Instructions for the task:
Set down, in full, every record in the block.

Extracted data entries
§ §
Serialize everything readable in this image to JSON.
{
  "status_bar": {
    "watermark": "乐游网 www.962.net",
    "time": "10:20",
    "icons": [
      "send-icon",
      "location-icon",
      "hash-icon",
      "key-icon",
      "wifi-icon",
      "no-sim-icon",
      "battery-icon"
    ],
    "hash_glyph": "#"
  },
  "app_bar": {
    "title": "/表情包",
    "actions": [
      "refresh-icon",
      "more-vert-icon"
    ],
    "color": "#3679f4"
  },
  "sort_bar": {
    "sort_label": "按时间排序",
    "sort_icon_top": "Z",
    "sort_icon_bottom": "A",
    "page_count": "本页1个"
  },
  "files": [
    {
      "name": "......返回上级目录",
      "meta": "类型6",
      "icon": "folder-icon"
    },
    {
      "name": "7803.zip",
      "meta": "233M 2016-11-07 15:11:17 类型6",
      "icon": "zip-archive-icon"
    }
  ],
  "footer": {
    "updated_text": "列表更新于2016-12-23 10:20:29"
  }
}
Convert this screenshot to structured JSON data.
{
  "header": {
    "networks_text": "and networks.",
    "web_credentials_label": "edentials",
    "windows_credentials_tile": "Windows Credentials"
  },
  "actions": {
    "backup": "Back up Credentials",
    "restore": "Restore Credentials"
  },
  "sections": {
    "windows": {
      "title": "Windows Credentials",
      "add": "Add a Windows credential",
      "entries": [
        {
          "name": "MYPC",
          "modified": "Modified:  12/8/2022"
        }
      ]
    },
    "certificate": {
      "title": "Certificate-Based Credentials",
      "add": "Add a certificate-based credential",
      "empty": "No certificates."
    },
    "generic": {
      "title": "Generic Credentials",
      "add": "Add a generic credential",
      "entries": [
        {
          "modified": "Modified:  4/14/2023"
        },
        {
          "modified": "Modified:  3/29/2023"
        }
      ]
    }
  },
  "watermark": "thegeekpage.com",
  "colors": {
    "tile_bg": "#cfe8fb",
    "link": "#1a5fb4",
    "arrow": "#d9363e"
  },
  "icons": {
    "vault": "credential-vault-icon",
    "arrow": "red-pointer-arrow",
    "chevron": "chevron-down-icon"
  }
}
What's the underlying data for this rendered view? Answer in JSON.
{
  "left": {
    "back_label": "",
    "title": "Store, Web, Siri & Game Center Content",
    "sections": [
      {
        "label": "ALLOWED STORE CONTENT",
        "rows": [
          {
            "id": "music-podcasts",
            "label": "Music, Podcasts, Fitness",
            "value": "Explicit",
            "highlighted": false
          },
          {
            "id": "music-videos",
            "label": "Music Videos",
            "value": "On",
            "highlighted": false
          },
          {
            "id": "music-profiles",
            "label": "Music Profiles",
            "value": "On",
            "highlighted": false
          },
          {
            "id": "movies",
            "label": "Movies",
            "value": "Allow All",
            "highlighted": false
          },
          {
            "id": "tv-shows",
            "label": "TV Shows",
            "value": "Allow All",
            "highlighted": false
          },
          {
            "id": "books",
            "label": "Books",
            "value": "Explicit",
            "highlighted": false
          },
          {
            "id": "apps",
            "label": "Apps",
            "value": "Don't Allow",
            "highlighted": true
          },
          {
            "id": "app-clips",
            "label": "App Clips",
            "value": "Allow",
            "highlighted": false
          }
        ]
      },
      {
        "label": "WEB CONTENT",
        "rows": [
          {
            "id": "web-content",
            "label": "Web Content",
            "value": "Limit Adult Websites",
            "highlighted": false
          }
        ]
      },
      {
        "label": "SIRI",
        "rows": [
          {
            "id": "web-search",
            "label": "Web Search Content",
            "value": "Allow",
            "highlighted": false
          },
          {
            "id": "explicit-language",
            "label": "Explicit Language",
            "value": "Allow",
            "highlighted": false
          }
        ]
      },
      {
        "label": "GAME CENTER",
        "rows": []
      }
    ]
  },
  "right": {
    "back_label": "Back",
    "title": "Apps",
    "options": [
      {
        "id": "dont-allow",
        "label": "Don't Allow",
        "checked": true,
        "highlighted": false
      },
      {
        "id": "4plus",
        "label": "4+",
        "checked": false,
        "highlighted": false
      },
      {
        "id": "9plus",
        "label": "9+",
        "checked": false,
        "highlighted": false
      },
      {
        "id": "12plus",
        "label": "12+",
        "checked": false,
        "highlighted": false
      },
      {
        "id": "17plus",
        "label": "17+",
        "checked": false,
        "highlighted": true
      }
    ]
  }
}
§ §
Task response:
Serialize everything readable in this image to JSON.
{
  "status_bar": {
    "watermark": "乐游网 www.962.net",
    "time": "10:20",
    "icons": [
      "send-icon",
      "location-icon",
      "hash-icon",
      "key-icon",
      "wifi-icon",
      "no-sim-icon",
      "battery-icon"
    ],
    "hash_glyph": "#"
  },
  "app_bar": {
    "title": "/表情包",
    "actions": [
      "refresh-icon",
      "more-vert-icon"
    ],
    "color": "#3679f4"
  },
  "sort_bar": {
    "sort_label": "按时间排序",
    "sort_icon_top": "Z",
    "sort_icon_bottom": "A",
    "page_count": "本页1个"
  },
  "files": [
    {
      "name": "......返回上级目录",
      "meta": "类型6",
      "icon": "folder-icon"
    },
    {
      "name": "7803.zip",
      "meta": "233M 2016-11-07 15:11:17 类型6",
      "icon": "zip-archive-icon"
    }
  ],
  "footer": {
    "updated_text": "列表更新于2016-12-23 10:20:29"
  }
}
Convert this screenshot to structured JSON data.
{
  "header": {
    "networks_text": "and networks.",
    "web_credentials_label": "edentials",
    "windows_credentials_tile": "Windows Credentials"
  },
  "actions": {
    "backup": "Back up Credentials",
    "restore": "Restore Credentials"
  },
  "sections": {
    "windows": {
      "title": "Windows Credentials",
      "add": "Add a Windows credential",
      "entries": [
        {
          "name": "MYPC",
          "modified": "Modified:  12/8/2022"
        }
      ]
    },
    "certificate": {
      "title": "Certificate-Based Credentials",
      "add": "Add a certificate-based credential",
      "empty": "No certificates."
    },
    "generic": {
      "title": "Generic Credentials",
      "add": "Add a generic credential",
      "entries": [
        {
          "modified": "Modified:  4/14/2023"
        },
        {
          "modified": "Modified:  3/29/2023"
        }
      ]
    }
  },
  "watermark": "thegeekpage.com",
  "colors": {
    "tile_bg": "#cfe8fb",
    "link": "#1a5fb4",
    "arrow": "#d9363e"
  },
  "icons": {
    "vault": "credential-vault-icon",
    "arrow": "red-pointer-arrow",
    "chevron": "chevron-down-icon"
  }
}
What's the underlying data for this rendered view? Answer in JSON.
{
  "left": {
    "back_label": "",
    "title": "Store, Web, Siri & Game Center Content",
    "sections": [
      {
        "label": "ALLOWED STORE CONTENT",
        "rows": [
          {
            "id": "music-podcasts",
            "label": "Music, Podcasts, Fitness",
            "value": "Explicit",
            "highlighted": false
          },
          {
            "id": "music-videos",
            "label": "Music Videos",
            "value": "On",
            "highlighted": false
          },
          {
            "id": "music-profiles",
            "label": "Music Profiles",
            "value": "On",
            "highlighted": false
          },
          {
            "id": "movies",
            "label": "Movies",
            "value": "Allow All",
            "highlighted": false
          },
          {
            "id": "tv-shows",
            "label": "TV Shows",
            "value": "Allow All",
            "highlighted": false
          },
          {
            "id": "books",
            "label": "Books",
            "value": "Explicit",
            "highlighted": false
          },
          {
            "id": "apps",
            "label": "Apps",
            "value": "Don't Allow",
            "highlighted": true
          },
          {
            "id": "app-clips",
            "label": "App Clips",
            "value": "Allow",
            "highlighted": false
          }
        ]
      },
      {
        "label": "WEB CONTENT",
        "rows": [
          {
            "id": "web-content",
            "label": "Web Content",
            "value": "Limit Adult Websites",
            "highlighted": false
          }
        ]
      },
      {
        "label": "SIRI",
        "rows": [
          {
            "id": "web-search",
            "label": "Web Search Content",
            "value": "Allow",
            "highlighted": false
          },
          {
            "id": "explicit-language",
            "label": "Explicit Language",
            "value": "Allow",
            "highlighted": false
          }
        ]
      },
      {
        "label": "GAME CENTER",
        "rows": []
      }
    ]
  },
  "right": {
    "back_label": "Back",
    "title": "Apps",
    "options": [
      {
        "id": "dont-allow",
        "label": "Don't Allow",
        "checked": true,
        "highlighted": false
      },
      {
        "id": "4plus",
        "label": "4+",
        "checked": false,
        "highlighted": false
      },
      {
        "id": "9plus",
        "label": "9+",
        "checked": false,
        "highlighted": false
      },
      {
        "id": "12plus",
        "label": "12+",
        "checked": false,
        "highlighted": false
      },
      {
        "id": "17plus",
        "label": "17+",
        "checked": false,
        "highlighted": true
      }
    ]
  }
}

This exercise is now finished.